**WHAT THIS TASK INVOLVES**
Read the records and gather each line that includes "funcionamiento".

**RECORDS FOR THIS TASK**

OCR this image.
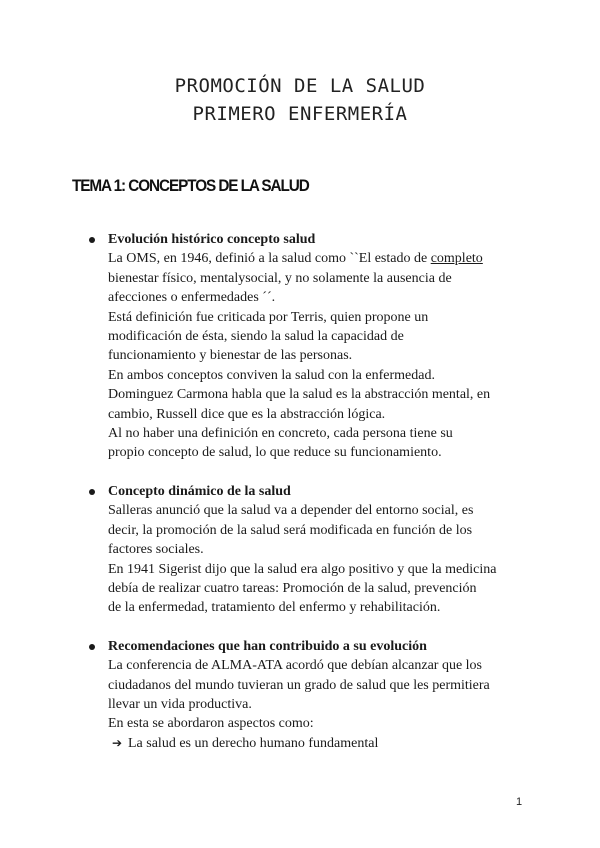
PROMOCIÓN DE LA SALUD
PRIMERO ENFERMERÍA
TEMA 1: CONCEPTOS DE LA SALUD
Evolución histórico concepto salud
La OMS, en 1946, definió a la salud como ``El estado de completo
bienestar físico, mentalysocial, y no solamente la ausencia de
afecciones o enfermedades ´´.
Está definición fue criticada por Terris, quien propone un
modificación de ésta, siendo la salud la capacidad de
funcionamiento y bienestar de las personas.
En ambos conceptos conviven la salud con la enfermedad.
Dominguez Carmona habla que la salud es la abstracción mental, en
cambio, Russell dice que es la abstracción lógica.
Al no haber una definición en concreto, cada persona tiene su
propio concepto de salud, lo que reduce su funcionamiento.
Concepto dinámico de la salud
Salleras anunció que la salud va a depender del entorno social, es
decir, la promoción de la salud será modificada en función de los
factores sociales.
En 1941 Sigerist dijo que la salud era algo positivo y que la medicina
debía de realizar cuatro tareas: Promoción de la salud, prevención
de la enfermedad, tratamiento del enfermo y rehabilitación.
Recomendaciones que han contribuido a su evolución
La conferencia de ALMA-ATA acordó que debían alcanzar que los
ciudadanos del mundo tuvieran un grado de salud que les permitiera
llevar un vida productiva.
En esta se abordaron aspectos como:
➔ La salud es un derecho humano fundamental
1
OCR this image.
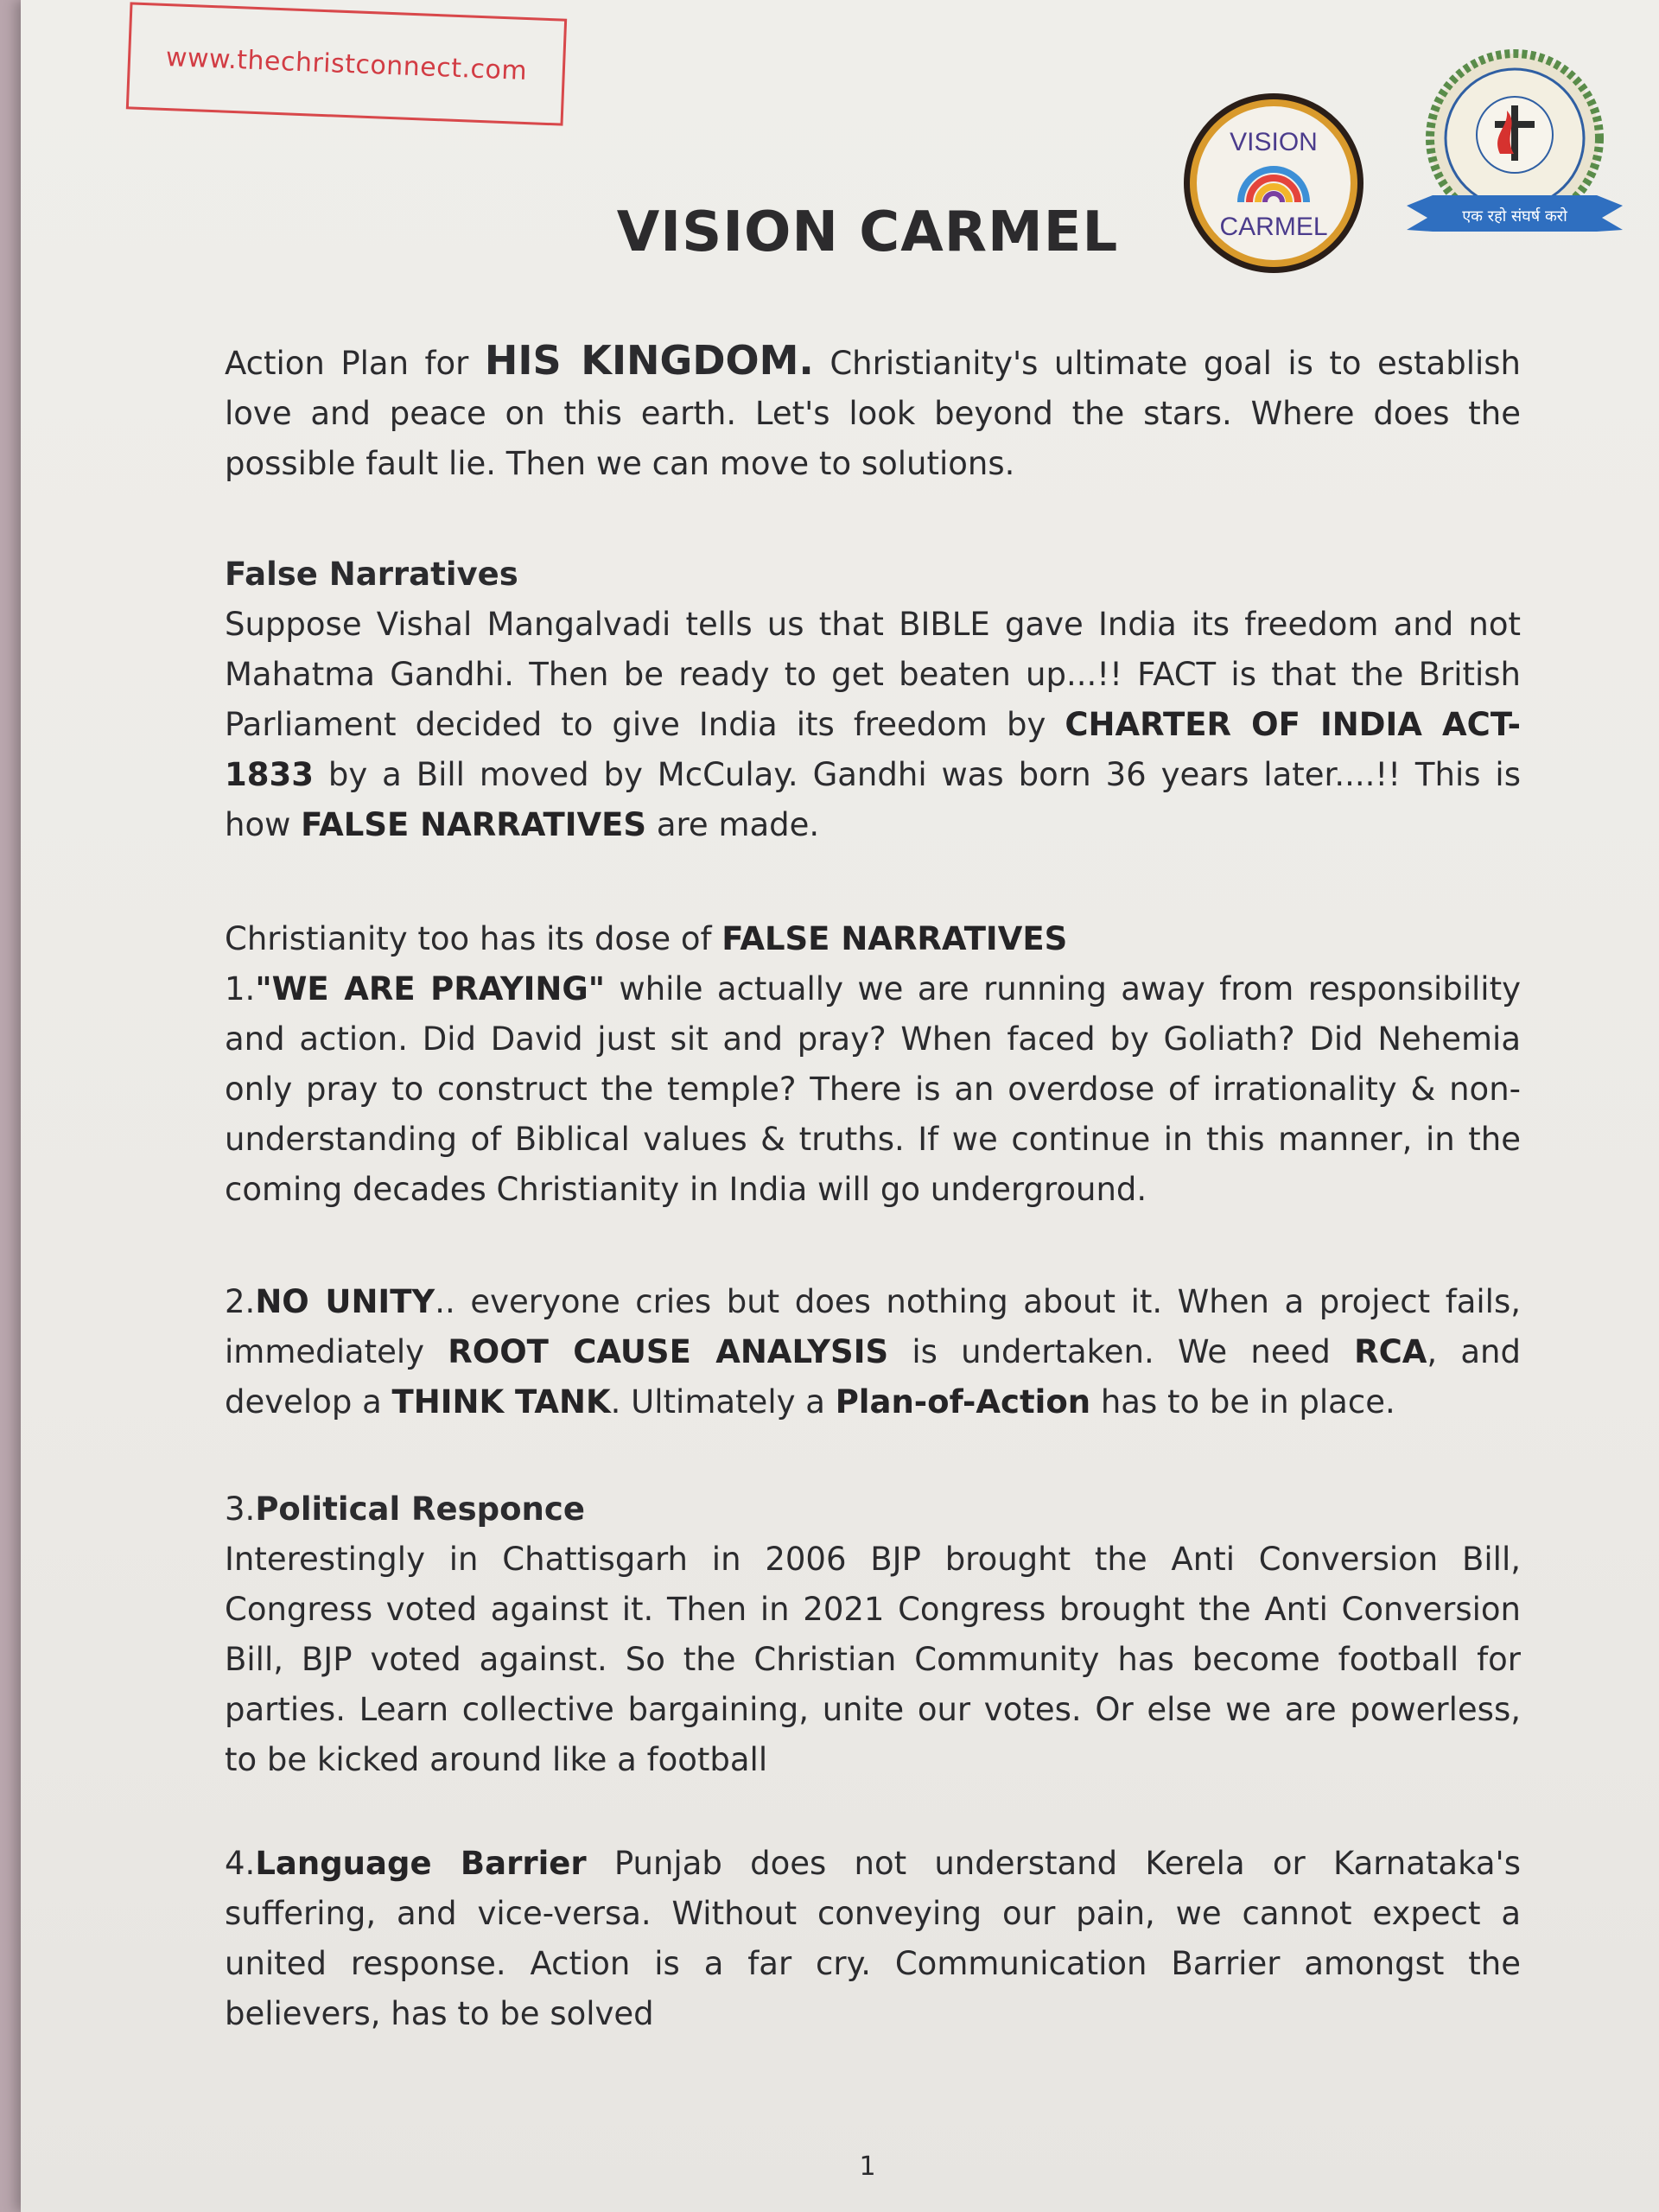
www.thechristconnect.com
VISION
CARMEL	एक रहो संघर्ष करो
VISION CARMEL

Action Plan for HIS KINGDOM. Christianity's ultimate goal is to establish love and peace on this earth. Let's look beyond the stars. Where does the possible fault lie. Then we can move to solutions.

False Narratives

Suppose Vishal Mangalvadi tells us that BIBLE gave India its freedom and not Mahatma Gandhi. Then be ready to get beaten up...!! FACT is that the British Parliament decided to give India its freedom by CHARTER OF INDIA ACT- 1833 by a Bill moved by McCulay. Gandhi was born 36 years later....!! This is how FALSE NARRATIVES are made.

Christianity too has its dose of FALSE NARRATIVES

1."WE ARE PRAYING" while actually we are running away from responsibility and action. Did David just sit and pray? When faced by Goliath? Did Nehemia only pray to construct the temple? There is an overdose of irrationality & non-understanding of Biblical values & truths. If we continue in this manner, in the coming decades Christianity in India will go underground.

2.NO UNITY.. everyone cries but does nothing about it. When a project fails, immediately ROOT CAUSE ANALYSIS is undertaken. We need RCA, and develop a THINK TANK. Ultimately a Plan-of-Action has to be in place.

3.Political Responce

Interestingly in Chattisgarh in 2006 BJP brought the Anti Conversion Bill, Congress voted against it. Then in 2021 Congress brought the Anti Conversion Bill, BJP voted against. So the Christian Community has become football for parties. Learn collective bargaining, unite our votes. Or else we are powerless, to be kicked around like a football

4.Language Barrier Punjab does not understand Kerela or Karnataka's suffering, and vice-versa. Without conveying our pain, we cannot expect a united response. Action is a far cry. Communication Barrier amongst the believers, has to be solved

1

**ANSWER TO THE PROBLEM**
funcionamiento y bienestar de las personas.
propio concepto de salud, lo que reduce su funcionamiento.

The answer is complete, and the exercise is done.